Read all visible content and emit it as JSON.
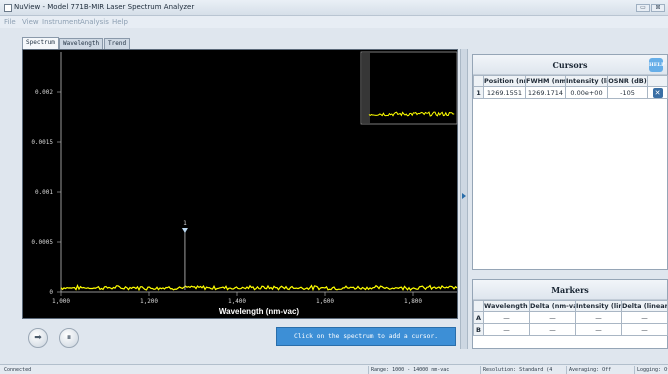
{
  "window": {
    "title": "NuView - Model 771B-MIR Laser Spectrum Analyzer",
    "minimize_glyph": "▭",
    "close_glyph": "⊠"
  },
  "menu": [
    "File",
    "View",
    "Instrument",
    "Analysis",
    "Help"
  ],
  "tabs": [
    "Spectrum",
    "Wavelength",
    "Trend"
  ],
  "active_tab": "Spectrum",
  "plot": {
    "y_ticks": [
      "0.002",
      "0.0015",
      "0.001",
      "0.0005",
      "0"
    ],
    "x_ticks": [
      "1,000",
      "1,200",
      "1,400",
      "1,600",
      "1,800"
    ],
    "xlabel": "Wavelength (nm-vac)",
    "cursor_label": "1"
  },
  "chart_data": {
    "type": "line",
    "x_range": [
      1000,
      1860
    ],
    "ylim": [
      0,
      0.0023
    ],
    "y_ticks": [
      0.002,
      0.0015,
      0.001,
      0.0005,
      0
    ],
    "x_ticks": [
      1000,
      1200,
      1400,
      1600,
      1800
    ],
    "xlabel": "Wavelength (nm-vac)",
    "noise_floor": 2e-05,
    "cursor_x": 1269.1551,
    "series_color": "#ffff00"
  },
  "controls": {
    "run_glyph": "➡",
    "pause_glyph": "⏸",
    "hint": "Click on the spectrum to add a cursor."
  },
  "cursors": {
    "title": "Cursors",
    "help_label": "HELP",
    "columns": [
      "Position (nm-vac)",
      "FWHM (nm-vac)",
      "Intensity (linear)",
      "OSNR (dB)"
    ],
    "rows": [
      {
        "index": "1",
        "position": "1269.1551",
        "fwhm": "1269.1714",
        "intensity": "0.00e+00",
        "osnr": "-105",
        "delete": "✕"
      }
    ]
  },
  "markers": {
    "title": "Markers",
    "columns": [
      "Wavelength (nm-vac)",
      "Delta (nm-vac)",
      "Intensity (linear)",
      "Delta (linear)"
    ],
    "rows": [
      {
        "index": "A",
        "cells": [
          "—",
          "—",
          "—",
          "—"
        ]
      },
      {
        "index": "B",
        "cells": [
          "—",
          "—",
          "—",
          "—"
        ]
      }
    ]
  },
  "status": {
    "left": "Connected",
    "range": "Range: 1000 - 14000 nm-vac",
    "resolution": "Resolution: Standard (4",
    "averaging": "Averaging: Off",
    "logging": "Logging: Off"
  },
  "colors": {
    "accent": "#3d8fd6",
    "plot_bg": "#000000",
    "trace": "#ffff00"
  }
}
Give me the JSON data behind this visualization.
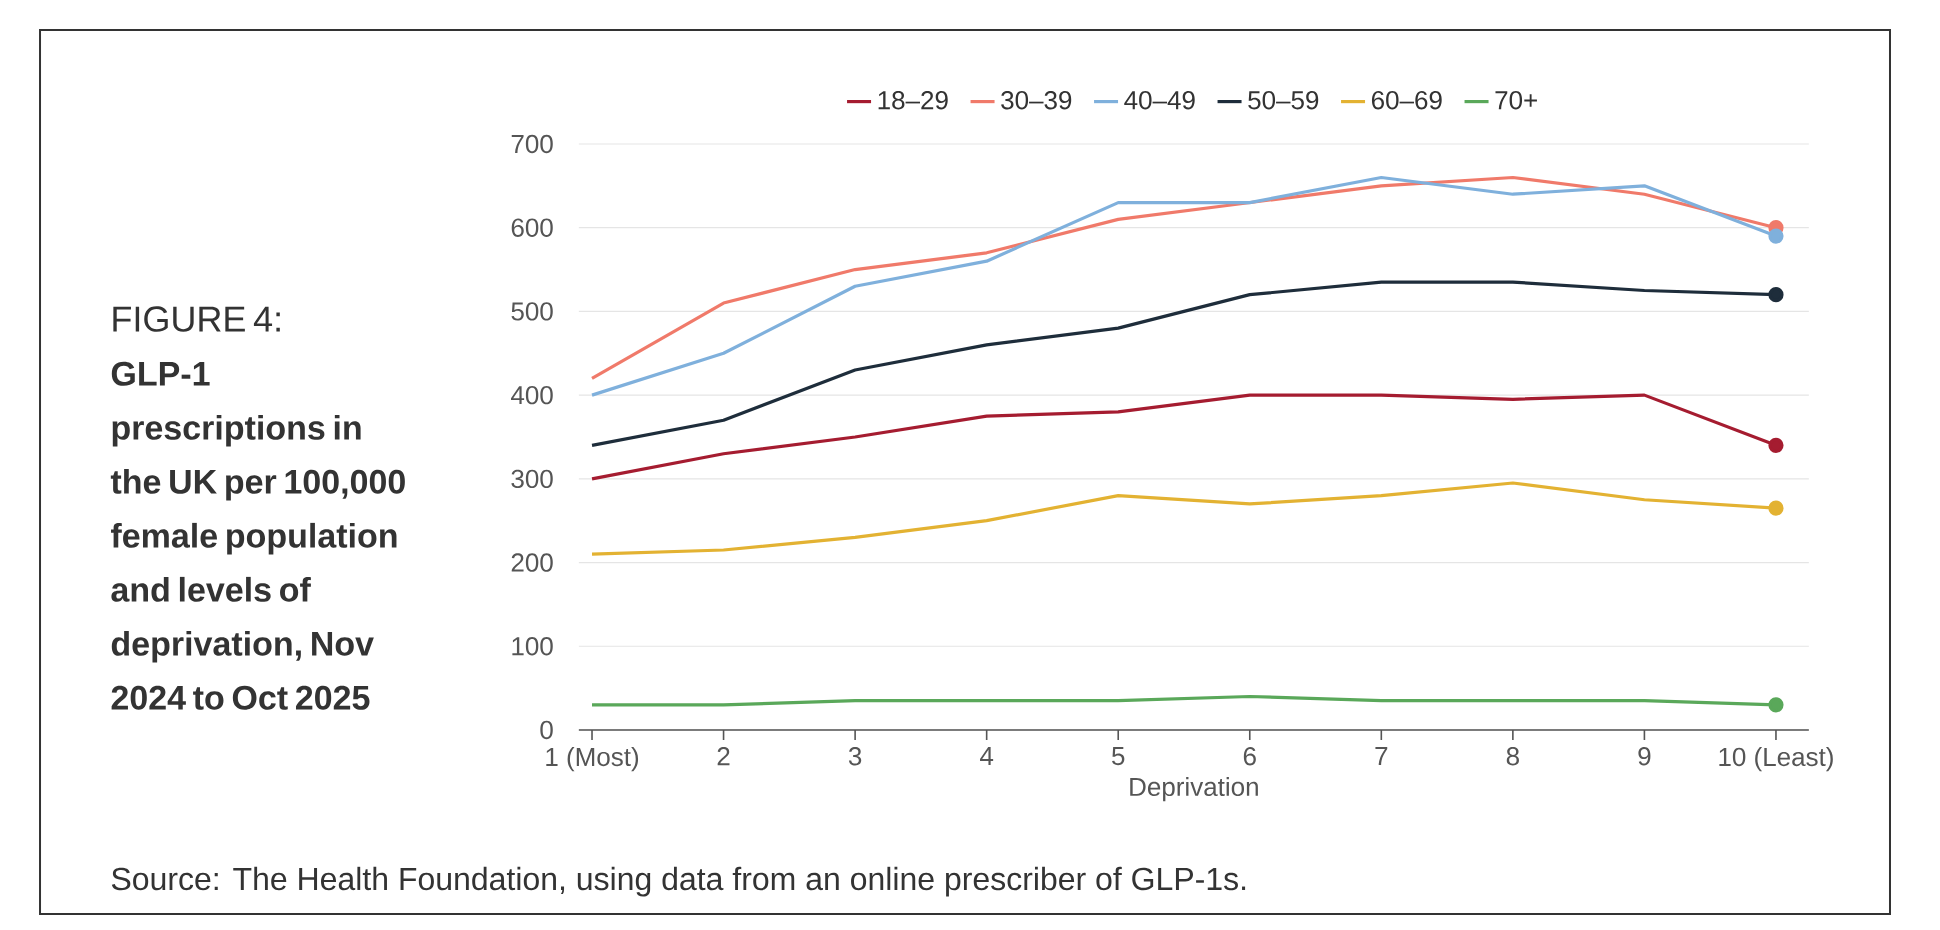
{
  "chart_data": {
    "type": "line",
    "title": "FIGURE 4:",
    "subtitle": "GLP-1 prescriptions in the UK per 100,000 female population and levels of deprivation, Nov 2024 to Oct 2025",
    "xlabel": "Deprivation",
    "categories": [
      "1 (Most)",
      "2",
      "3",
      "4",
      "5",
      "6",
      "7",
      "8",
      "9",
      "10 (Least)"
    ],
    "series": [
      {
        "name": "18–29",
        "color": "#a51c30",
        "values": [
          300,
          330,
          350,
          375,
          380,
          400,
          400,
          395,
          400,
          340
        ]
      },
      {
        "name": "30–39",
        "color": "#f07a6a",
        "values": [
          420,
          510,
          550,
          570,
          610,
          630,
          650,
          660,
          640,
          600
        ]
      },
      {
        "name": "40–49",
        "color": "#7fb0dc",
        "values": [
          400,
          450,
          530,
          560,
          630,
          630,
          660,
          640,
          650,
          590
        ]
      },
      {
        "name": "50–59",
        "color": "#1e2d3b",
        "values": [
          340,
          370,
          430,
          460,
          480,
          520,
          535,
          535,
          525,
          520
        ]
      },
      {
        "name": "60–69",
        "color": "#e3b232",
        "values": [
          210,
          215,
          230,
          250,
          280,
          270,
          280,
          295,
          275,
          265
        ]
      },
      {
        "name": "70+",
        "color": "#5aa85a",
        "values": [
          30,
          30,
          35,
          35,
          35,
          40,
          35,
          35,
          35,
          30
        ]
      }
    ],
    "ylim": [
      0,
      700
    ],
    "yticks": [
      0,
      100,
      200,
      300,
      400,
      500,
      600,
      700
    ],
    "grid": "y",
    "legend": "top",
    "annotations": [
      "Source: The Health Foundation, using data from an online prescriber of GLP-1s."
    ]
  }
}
------------------------------------
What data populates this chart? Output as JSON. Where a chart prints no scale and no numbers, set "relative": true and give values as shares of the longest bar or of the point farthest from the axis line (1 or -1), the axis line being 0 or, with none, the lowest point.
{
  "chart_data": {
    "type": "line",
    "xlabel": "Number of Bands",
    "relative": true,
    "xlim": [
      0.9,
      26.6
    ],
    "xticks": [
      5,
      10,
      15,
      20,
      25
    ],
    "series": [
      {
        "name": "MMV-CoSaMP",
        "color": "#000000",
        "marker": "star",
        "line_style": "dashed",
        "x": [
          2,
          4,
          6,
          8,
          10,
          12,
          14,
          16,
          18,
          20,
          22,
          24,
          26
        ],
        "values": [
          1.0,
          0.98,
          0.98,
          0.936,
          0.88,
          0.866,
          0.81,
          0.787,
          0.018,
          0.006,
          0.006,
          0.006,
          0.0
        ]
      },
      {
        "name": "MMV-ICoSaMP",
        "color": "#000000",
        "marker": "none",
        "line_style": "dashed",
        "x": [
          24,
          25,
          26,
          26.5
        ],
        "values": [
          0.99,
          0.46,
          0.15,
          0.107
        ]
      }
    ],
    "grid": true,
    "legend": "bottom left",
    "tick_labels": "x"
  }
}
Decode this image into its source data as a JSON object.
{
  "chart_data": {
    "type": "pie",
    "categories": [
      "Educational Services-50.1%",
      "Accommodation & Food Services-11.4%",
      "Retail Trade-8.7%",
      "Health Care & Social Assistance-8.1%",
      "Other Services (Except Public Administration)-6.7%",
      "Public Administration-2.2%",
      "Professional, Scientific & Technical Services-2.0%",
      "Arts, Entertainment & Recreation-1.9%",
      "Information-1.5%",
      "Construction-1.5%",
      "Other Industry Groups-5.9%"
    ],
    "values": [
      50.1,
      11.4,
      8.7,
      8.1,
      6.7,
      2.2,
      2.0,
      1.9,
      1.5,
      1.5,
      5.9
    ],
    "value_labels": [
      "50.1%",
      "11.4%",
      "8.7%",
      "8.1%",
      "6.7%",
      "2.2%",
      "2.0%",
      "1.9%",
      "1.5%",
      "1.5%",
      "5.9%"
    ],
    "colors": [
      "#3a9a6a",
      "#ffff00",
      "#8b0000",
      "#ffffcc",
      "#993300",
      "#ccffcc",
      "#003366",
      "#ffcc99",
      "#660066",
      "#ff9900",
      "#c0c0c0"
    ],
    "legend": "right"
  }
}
------------------------------------
- **INSTRUCTIONS FOR THE TASK**: Copy every line of the listing that contains the word "relative".

- **SOLVED PROBLEM**:
What data populates this chart? Output as JSON. Where a chart prints no scale and no numbers, set "relative": true and give values as shares of the longest bar or of the point farthest from the axis line (1 or -1), the axis line being 0 or, with none, the lowest point.
    "relative": true,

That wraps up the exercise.